(Extracted data entries)
-*-

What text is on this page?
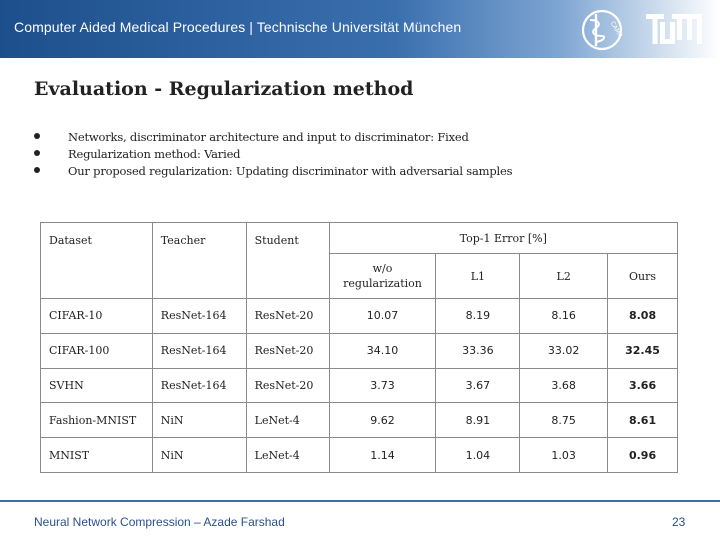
Computer Aided Medical Procedures | Technische Universität München	CAMP
Evaluation - Regularization method
Networks, discriminator architecture and input to discriminator: Fixed
Regularization method: Varied
Our proposed regularization: Updating discriminator with adversarial samples
Dataset	Teacher	Student	Top-1 Error [%]			
			w/o regularization	L1	L2	Ours
CIFAR-10	ResNet-164	ResNet-20	10.07	8.19	8.16	8.08
CIFAR-100	ResNet-164	ResNet-20	34.10	33.36	33.02	32.45
SVHN	ResNet-164	ResNet-20	3.73	3.67	3.68	3.66
Fashion-MNIST	NiN	LeNet-4	9.62	8.91	8.75	8.61
MNIST	NiN	LeNet-4	1.14	1.04	1.03	0.96
Neural Network Compression – Azade Farshad	23
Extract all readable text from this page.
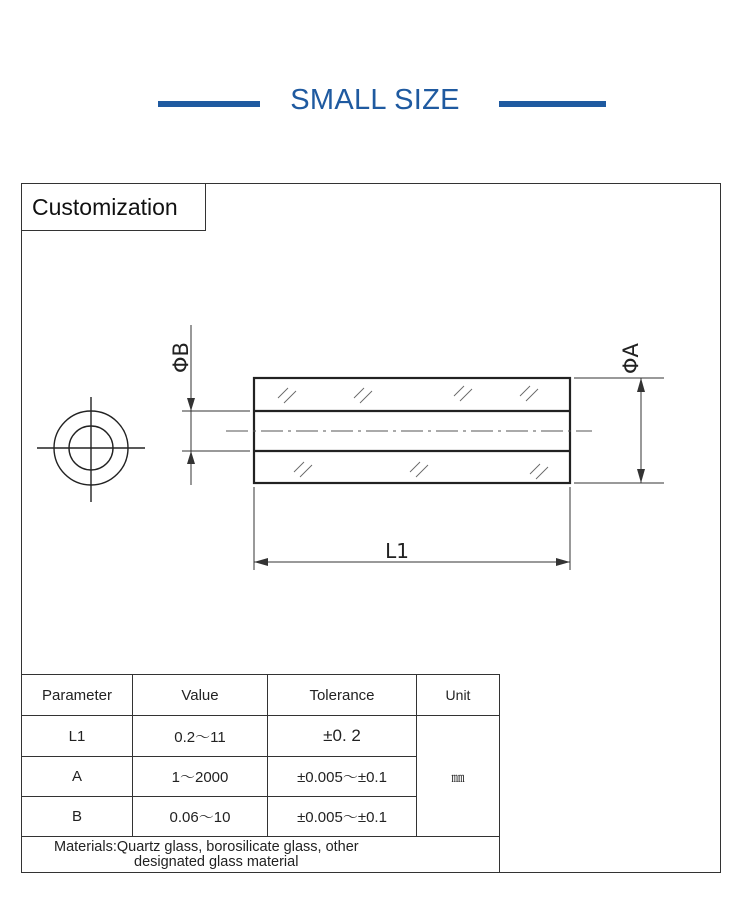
SMALL SIZE
Customization
ΦB	ΦA
L1
Parameter	Value	Tolerance	Unit
L1	0.2～11	±0. 2	㎜
A	1～2000	±0.005～±0.1	
B	0.06～10	±0.005～±0.1	
Materials:Quartz glass, borosilicate glass, other
designated glass material			
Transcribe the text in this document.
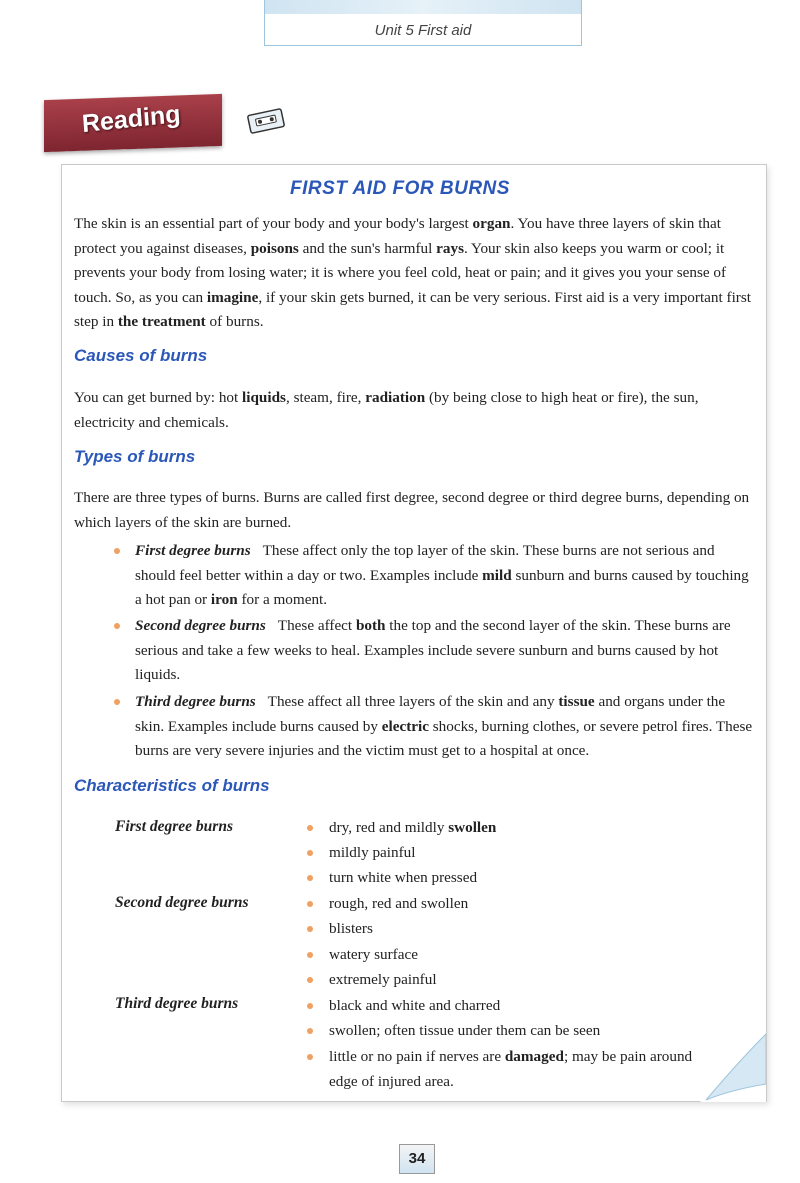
Unit 5 First aid
Reading
FIRST AID FOR BURNS

The skin is an essential part of your body and your body's largest organ. You have three layers of skin that protect you against diseases, poisons and the sun's harmful rays. Your skin also keeps you warm or cool; it prevents your body from losing water; it is where you feel cold, heat or pain; and it gives you your sense of touch. So, as you can imagine, if your skin gets burned, it can be very serious. First aid is a very important first step in the treatment of burns.

Causes of burns

You can get burned by: hot liquids, steam, fire, radiation (by being close to high heat or fire), the sun, electricity and chemicals.

Types of burns

There are three types of burns. Burns are called first degree, second degree or third degree burns, depending on which layers of the skin are burned.

First degree burns These affect only the top layer of the skin. These burns are not serious and should feel better within a day or two. Examples include mild sunburn and burns caused by touching a hot pan or iron for a moment.

Second degree burns These affect both the top and the second layer of the skin. These burns are serious and take a few weeks to heal. Examples include severe sunburn and burns caused by hot liquids.

Third degree burns These affect all three layers of the skin and any tissue and organs under the skin. Examples include burns caused by electric shocks, burning clothes, or severe petrol fires. These burns are very severe injuries and the victim must get to a hospital at once.

Characteristics of burns
First degree burns
Second degree burns
Third degree burns
dry, red and mildly swollen
mildly painful
turn white when pressed
rough, red and swollen
blisters
watery surface
extremely painful
black and white and charred
swollen; often tissue under them can be seen
little or no pain if nerves are damaged; may be pain around edge of injured area.
34
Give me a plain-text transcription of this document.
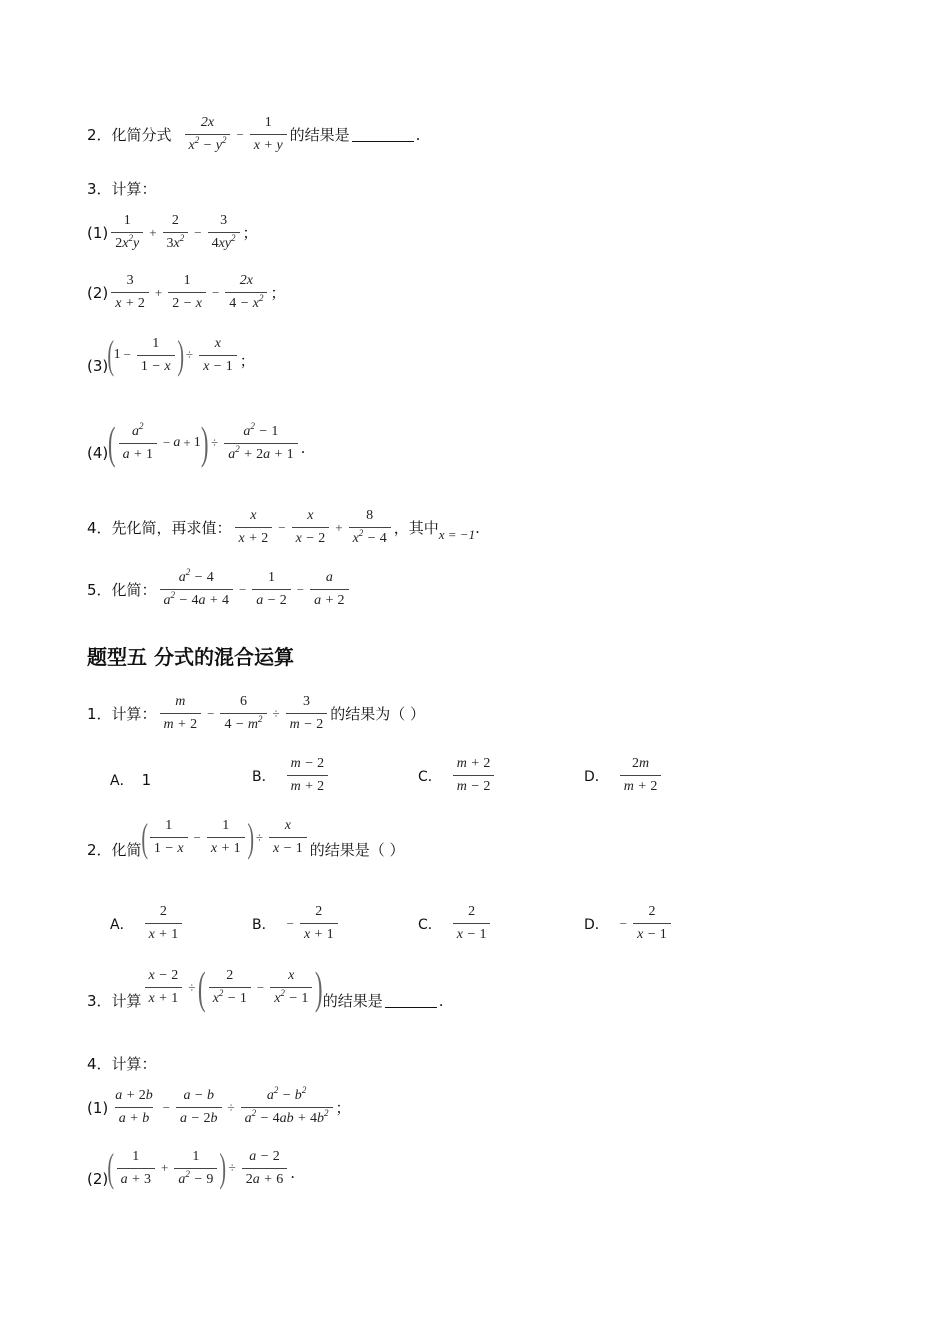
2．化简分式 $\frac{2x}{x^2 - y^2} - \frac{1}{x + y}$ 的结果是	.
3．计算：
$(1) \frac{1}{2x^2y} + \frac{2}{3x^2} - \frac{3}{4xy^2}$ ；
$(2) \frac{3}{x + 2} + \frac{1}{2 - x} - \frac{2x}{4 - x^2}$ ；
(3) ( $1 - \frac{1}{1 - x}$ ) ÷ $\frac{x}{x - 1}$ ；
(4) ( $\frac{a^2}{a + 1} - a + 1$ ) ÷ $\frac{a^2 - 1}{a^2 + 2a + 1}$ .
4．先化简，再求值： $\frac{x}{x + 2} - \frac{x}{x - 2} + \frac{8}{x^2 - 4}$ ，其中 x = −1 .
5．化简： $\frac{a^2 - 4}{a^2 - 4a + 4} - \frac{1}{a - 2} - \frac{a}{a + 2}$
题型五 分式的混合运算
1．计算： $\frac{m}{m + 2} - \frac{6}{4 - m^2} \div \frac{3}{m - 2}$ 的结果为（ ）
A． 1	B． $\frac{m - 2}{m + 2}$	C． $\frac{m + 2}{m - 2}$	D． $\frac{2m}{m + 2}$
2．化简 ( $\frac{1}{1 - x} - \frac{1}{x + 1}$ ) ÷ $\frac{x}{x - 1}$ 的结果是（ ）
A． $\frac{2}{x + 1}$	B． − $\frac{2}{x + 1}$	C． $\frac{2}{x - 1}$	D． − $\frac{2}{x - 1}$
3．计算 $\frac{x - 2}{x + 1}$ ÷ ( $\frac{2}{x^2 - 1} - \frac{x}{x^2 - 1}$ ) 的结果是	.
4．计算：
$(1) \frac{a + 2b}{a + b} - \frac{a - b}{a - 2b} \div \frac{a^2 - b^2}{a^2 - 4ab + 4b^2}$ ；
(2) ( $\frac{1}{a + 3} + \frac{1}{a^2 - 9}$ ) ÷ $\frac{a - 2}{2a + 6}$ .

-*-

Extract every line above containing the word "layers".

_ANSWER TO THE PROBLEM_
The skin is an essential part of your body and your body's largest organ. You have three layers of skin that protect you against diseases, poisons and the sun's harmful rays. Your skin also keeps you warm or cool; it prevents your body from losing water; it is where you feel cold, heat or pain; and it gives you your sense of touch. So, as you can imagine, if your skin gets burned, it can be very serious. First aid is a very important first step in the treatment of burns.
There are three types of burns. Burns are called first degree, second degree or third degree burns, depending on which layers of the skin are burned.
Third degree burns These affect all three layers of the skin and any tissue and organs under the skin. Examples include burns caused by electric shocks, burning clothes, or severe petrol fires. These burns are very severe injuries and the victim must get to a hospital at once.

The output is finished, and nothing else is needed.